To do -
Could you copy out the records below unchanged, beginning with the line that contains "sensor-number-2: 2 xyxy=(1452,397,1465,426)" and stopping after the line that contains "y-axis-title: Speed (mile/h)"?

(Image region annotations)

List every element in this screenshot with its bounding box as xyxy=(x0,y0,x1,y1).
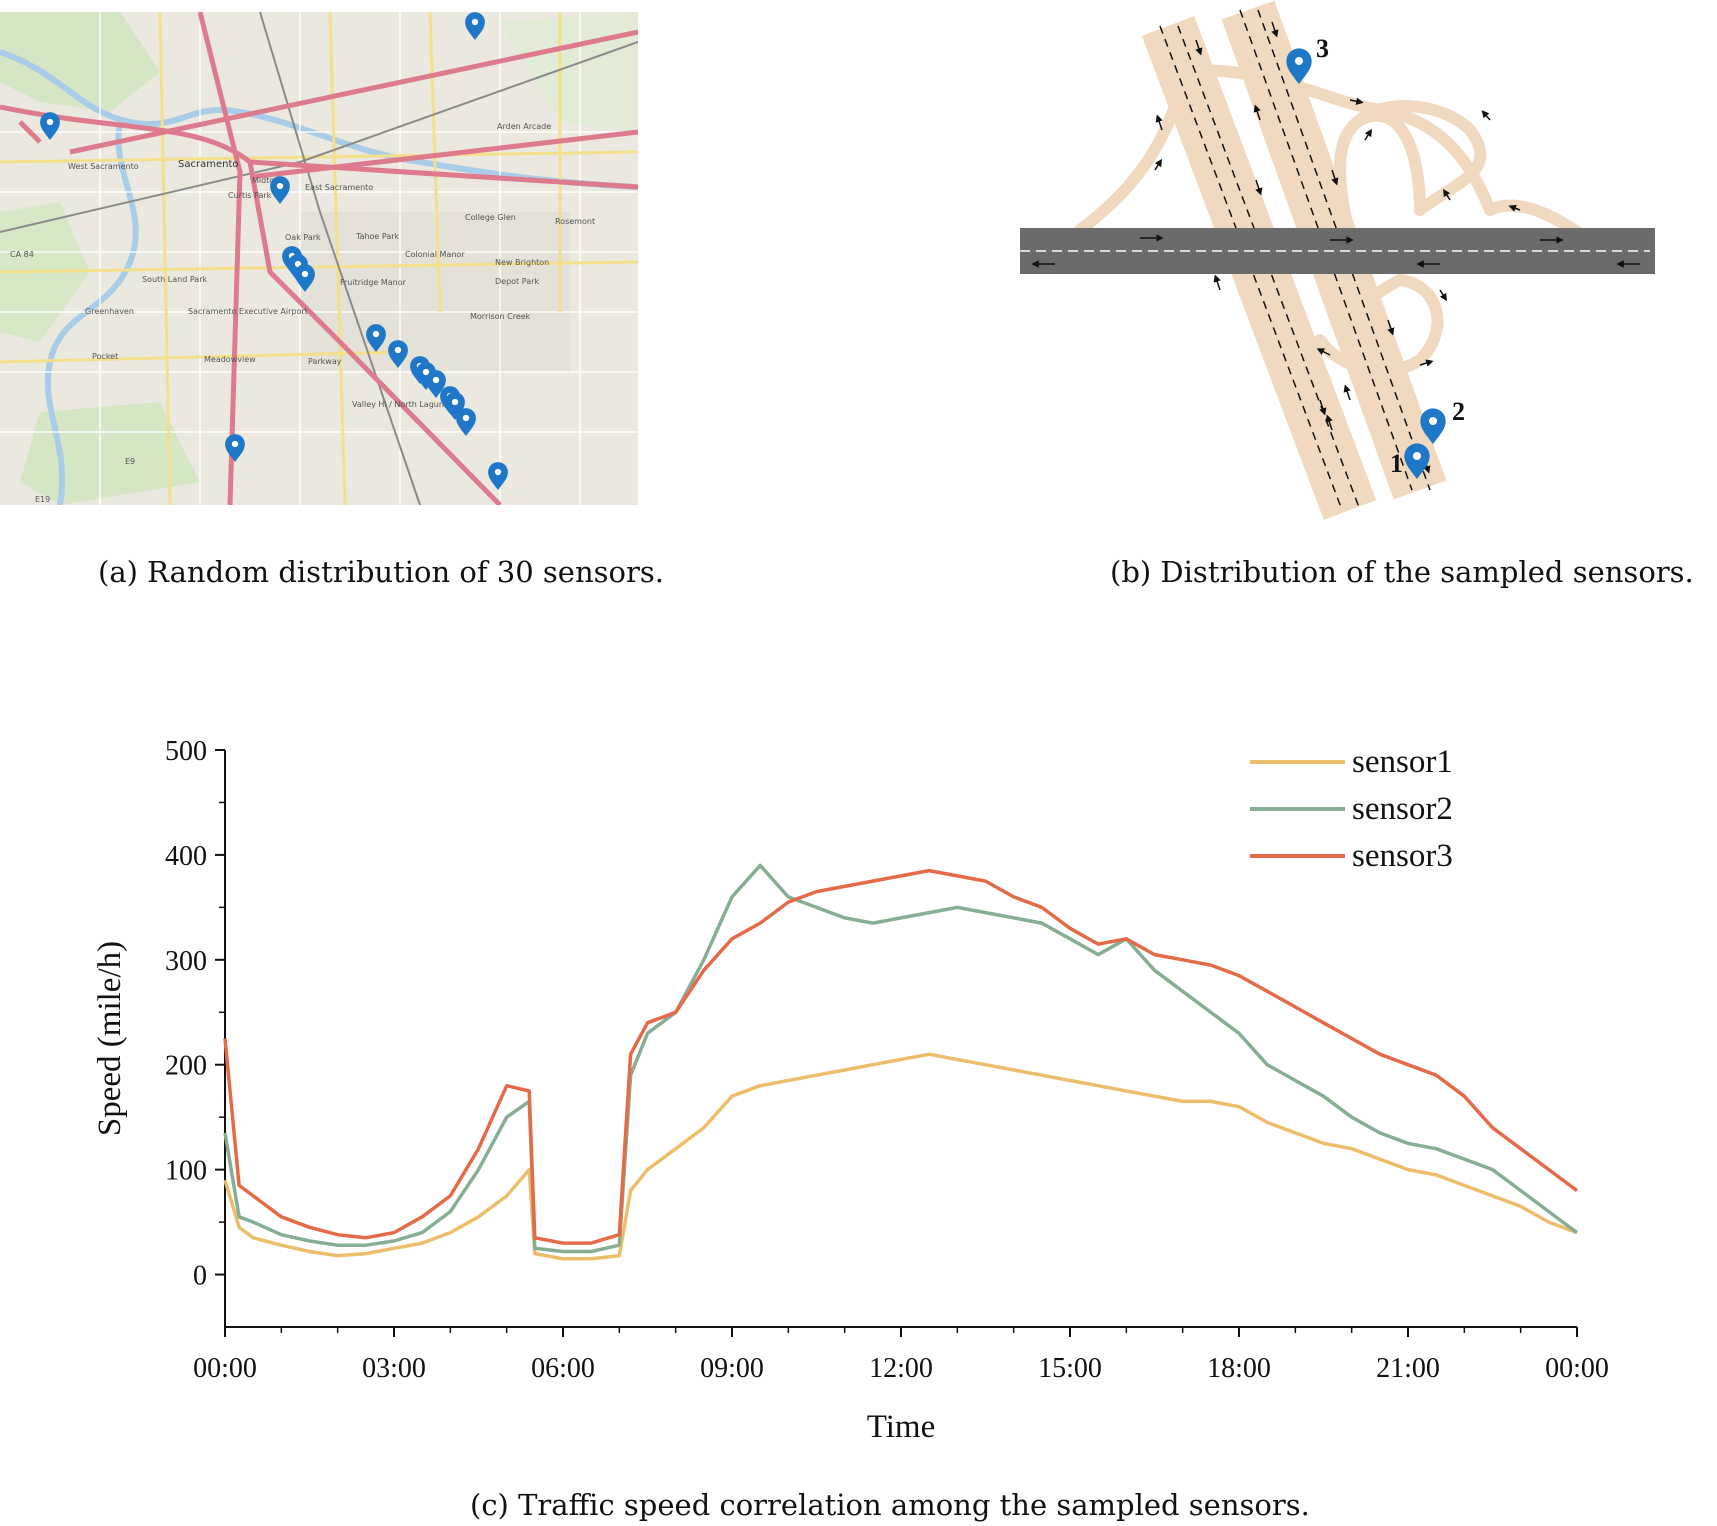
sensor-number-2: 2 xyxy=(1452,397,1465,426)
map-label-valley-hi: Valley Hi / North Laguna xyxy=(352,400,449,409)
map-pin-icon xyxy=(465,12,485,40)
sensor-number-1: 1 xyxy=(1390,449,1403,478)
y-axis-title: Speed (mile/h) xyxy=(92,941,128,1136)
map-label-parkway: Parkway xyxy=(308,357,342,366)
map-label-arden-arcade: Arden Arcade xyxy=(497,122,551,131)
map-label-sacramento: Sacramento xyxy=(178,159,238,170)
map-label-e9: E9 xyxy=(125,457,135,466)
diagram-canvas: 3 2 1 xyxy=(1015,0,1655,520)
x-axis-title: Time xyxy=(867,1409,935,1445)
x-tick-label: 00:00 xyxy=(193,1353,257,1384)
diagram-markers xyxy=(1286,48,1446,479)
y-tick-label: 500 xyxy=(165,736,207,767)
map-label-greenhaven: Greenhaven xyxy=(85,307,134,316)
caption-a: (a) Random distribution of 30 sensors. xyxy=(98,555,664,589)
legend-label-sensor1: sensor1 xyxy=(1352,744,1453,780)
map-label-east-sacramento: East Sacramento xyxy=(305,183,373,192)
map-canvas: West Sacramento Sacramento Midtown East … xyxy=(0,12,638,505)
map-pin-icon xyxy=(388,340,408,368)
sensor-number-3: 3 xyxy=(1316,34,1329,63)
map-label-airport: Sacramento Executive Airport xyxy=(188,307,308,316)
y-tick-label: 400 xyxy=(165,841,207,872)
map-label-tahoe-park: Tahoe Park xyxy=(355,232,400,241)
map-pin-icon xyxy=(295,264,315,292)
x-tick-label: 09:00 xyxy=(700,1353,764,1384)
map-label-rosemont: Rosemont xyxy=(555,217,595,226)
interchange-diagram: 3 2 1 xyxy=(1015,0,1682,528)
map-label-west-sacramento: West Sacramento xyxy=(68,162,139,171)
caption-c: (c) Traffic speed correlation among the … xyxy=(470,1488,1310,1522)
sensor-map: West Sacramento Sacramento Midtown East … xyxy=(0,12,638,505)
y-tick-label: 100 xyxy=(165,1156,207,1187)
series-line-sensor3 xyxy=(223,868,1579,1245)
legend-label-sensor3: sensor3 xyxy=(1352,838,1453,874)
map-label-midtown: Midtown xyxy=(252,176,286,185)
map-label-colonial-manor: Colonial Manor xyxy=(405,250,465,259)
map-pin-icon xyxy=(270,176,290,204)
map-label-fruitridge-manor: Fruitridge Manor xyxy=(340,278,407,287)
x-tick-label: 18:00 xyxy=(1207,1353,1271,1384)
map-pin-icon xyxy=(40,112,60,140)
chart-series xyxy=(223,863,1579,1261)
map-label-pocket: Pocket xyxy=(92,352,118,361)
map-label-morrison-creek: Morrison Creek xyxy=(470,312,531,321)
x-tick-label: 00:00 xyxy=(1545,1353,1609,1384)
series-line-sensor1 xyxy=(223,1052,1578,1261)
legend-label-sensor2: sensor2 xyxy=(1352,791,1453,827)
map-label-oak-park: Oak Park xyxy=(285,233,321,242)
map-label-college-glen: College Glen xyxy=(465,213,516,222)
map-label-e19: E19 xyxy=(35,495,50,504)
map-pin-icon xyxy=(488,462,508,490)
map-pin-icon xyxy=(225,434,245,462)
speed-chart-canvas: 0 100 200 300 400 500 00:00 03:00 06:00 09:00 12:0… xyxy=(92,736,1609,1445)
map-pin-icon xyxy=(366,324,386,352)
x-tick-label: 21:00 xyxy=(1376,1353,1440,1384)
map-label-depot-park: Depot Park xyxy=(495,277,539,286)
map-pin-icon xyxy=(456,408,476,436)
x-tick-label: 15:00 xyxy=(1038,1353,1102,1384)
x-tick-label: 03:00 xyxy=(362,1353,426,1384)
map-markers xyxy=(40,12,508,490)
caption-b: (b) Distribution of the sampled sensors. xyxy=(1110,555,1694,589)
y-tick-label: 0 xyxy=(193,1261,207,1292)
y-tick-label: 200 xyxy=(165,1051,207,1082)
sensor-3-pin-icon xyxy=(1286,48,1312,84)
map-pin-icon xyxy=(426,370,446,398)
sensor-1-pin-icon xyxy=(1404,443,1430,479)
map-label-meadowview: Meadowview xyxy=(204,355,256,364)
chart-legend: sensor1 sensor2 sensor3 xyxy=(1250,744,1453,874)
x-tick-label: 06:00 xyxy=(531,1353,595,1384)
sensor-2-pin-icon xyxy=(1420,408,1446,444)
chart-axes: 0 100 200 300 400 500 00:00 03:00 06:00 09:00 12:0… xyxy=(165,736,1609,1384)
map-label-ca84: CA 84 xyxy=(10,250,34,259)
map-label-south-land-park: South Land Park xyxy=(142,275,208,284)
map-label-new-brighton: New Brighton xyxy=(495,258,549,267)
series-line-sensor2 xyxy=(223,863,1579,1254)
map-label-curtis-park: Curtis Park xyxy=(228,191,272,200)
x-tick-label: 12:00 xyxy=(869,1353,933,1384)
speed-chart: 0 100 200 300 400 500 00:00 03:00 06:00 09:00 12:0… xyxy=(80,725,1700,1455)
y-tick-label: 300 xyxy=(165,946,207,977)
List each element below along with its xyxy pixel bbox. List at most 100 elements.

Task result -
sensor-number-2: 2 xyxy=(1452,397,1465,426)
map-label-valley-hi: Valley Hi / North Laguna xyxy=(352,400,449,409)
map-pin-icon xyxy=(465,12,485,40)
sensor-number-1: 1 xyxy=(1390,449,1403,478)
y-axis-title: Speed (mile/h) xyxy=(92,941,128,1136)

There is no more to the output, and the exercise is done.